Collected data:
######

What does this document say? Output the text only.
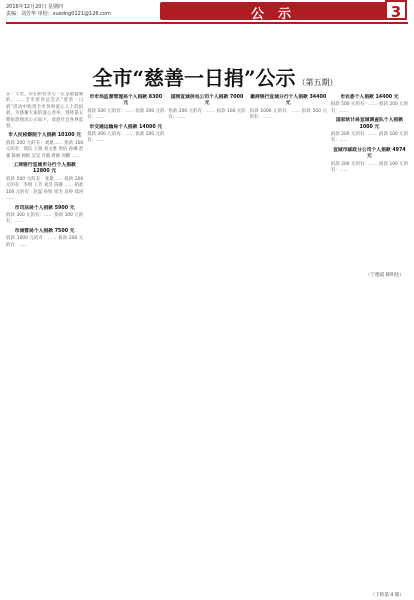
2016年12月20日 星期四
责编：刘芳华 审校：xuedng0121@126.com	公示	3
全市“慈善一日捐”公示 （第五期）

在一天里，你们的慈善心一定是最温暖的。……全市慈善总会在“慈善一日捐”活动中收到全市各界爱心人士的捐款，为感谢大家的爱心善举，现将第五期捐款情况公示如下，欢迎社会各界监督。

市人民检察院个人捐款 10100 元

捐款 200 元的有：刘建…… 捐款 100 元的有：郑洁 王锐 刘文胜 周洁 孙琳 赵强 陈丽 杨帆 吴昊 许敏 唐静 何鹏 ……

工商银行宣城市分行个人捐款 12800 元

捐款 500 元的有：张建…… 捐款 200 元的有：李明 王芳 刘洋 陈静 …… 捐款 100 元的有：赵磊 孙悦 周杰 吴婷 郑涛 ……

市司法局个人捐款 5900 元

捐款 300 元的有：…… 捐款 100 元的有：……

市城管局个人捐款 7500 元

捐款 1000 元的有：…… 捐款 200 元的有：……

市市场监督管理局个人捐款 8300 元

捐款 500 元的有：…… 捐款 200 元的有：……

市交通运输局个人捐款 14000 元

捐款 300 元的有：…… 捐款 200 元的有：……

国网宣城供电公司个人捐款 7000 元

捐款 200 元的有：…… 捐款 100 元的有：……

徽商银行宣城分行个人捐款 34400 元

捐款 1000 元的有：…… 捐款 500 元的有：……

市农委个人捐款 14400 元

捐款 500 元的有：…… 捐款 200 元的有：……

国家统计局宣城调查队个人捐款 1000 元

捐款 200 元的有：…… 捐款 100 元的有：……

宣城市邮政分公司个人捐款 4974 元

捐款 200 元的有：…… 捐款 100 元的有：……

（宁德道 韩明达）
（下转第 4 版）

######

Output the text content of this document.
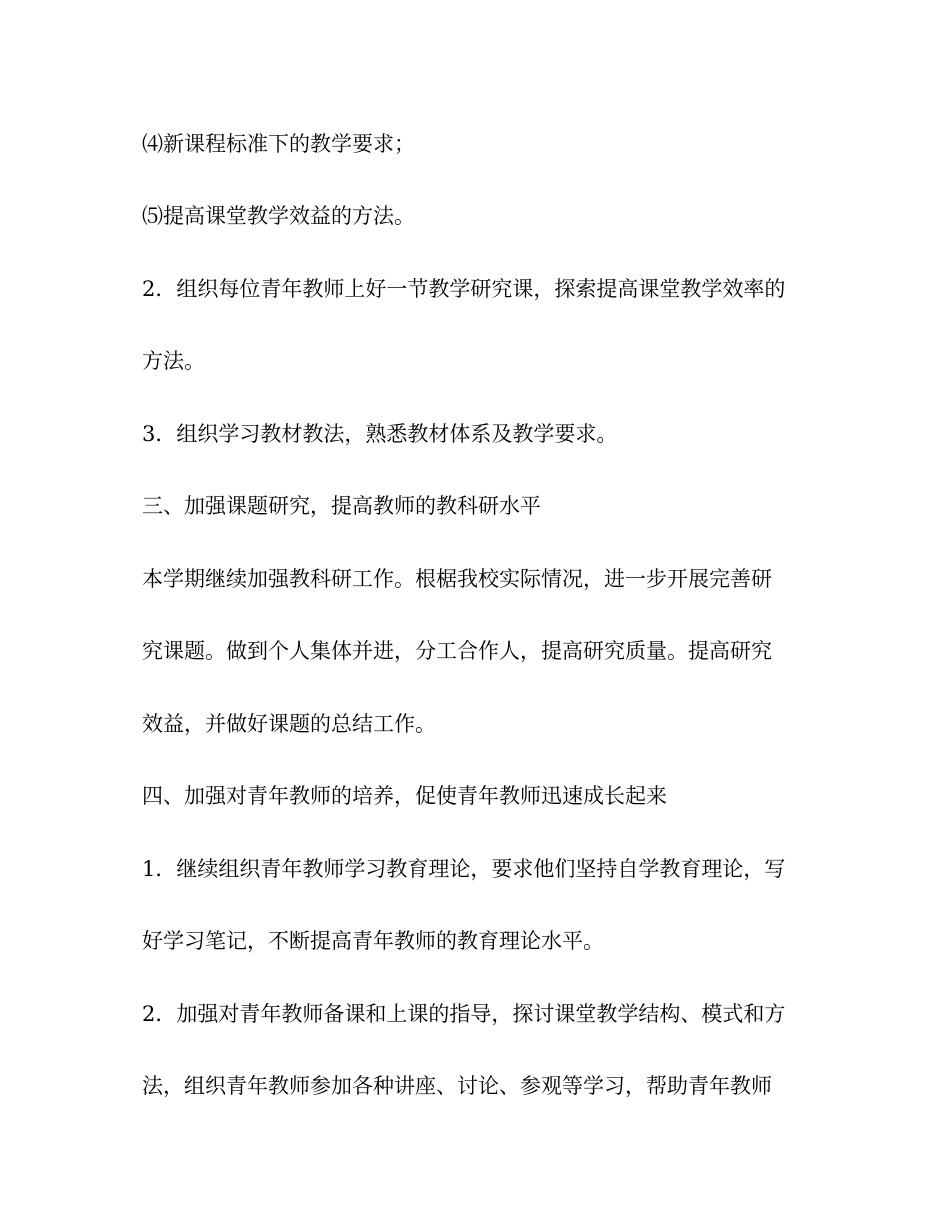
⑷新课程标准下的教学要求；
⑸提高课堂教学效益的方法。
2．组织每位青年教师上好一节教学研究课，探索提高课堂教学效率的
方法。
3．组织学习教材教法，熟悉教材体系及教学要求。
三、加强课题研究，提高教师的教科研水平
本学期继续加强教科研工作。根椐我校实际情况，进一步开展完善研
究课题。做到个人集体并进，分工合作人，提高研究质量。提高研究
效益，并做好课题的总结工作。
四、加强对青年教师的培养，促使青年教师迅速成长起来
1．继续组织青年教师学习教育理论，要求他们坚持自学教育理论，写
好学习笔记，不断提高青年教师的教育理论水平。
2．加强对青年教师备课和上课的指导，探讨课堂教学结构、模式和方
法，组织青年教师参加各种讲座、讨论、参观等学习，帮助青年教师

######

Say how many lines in this listing hold the string "Output", giving the count and nothing more.

2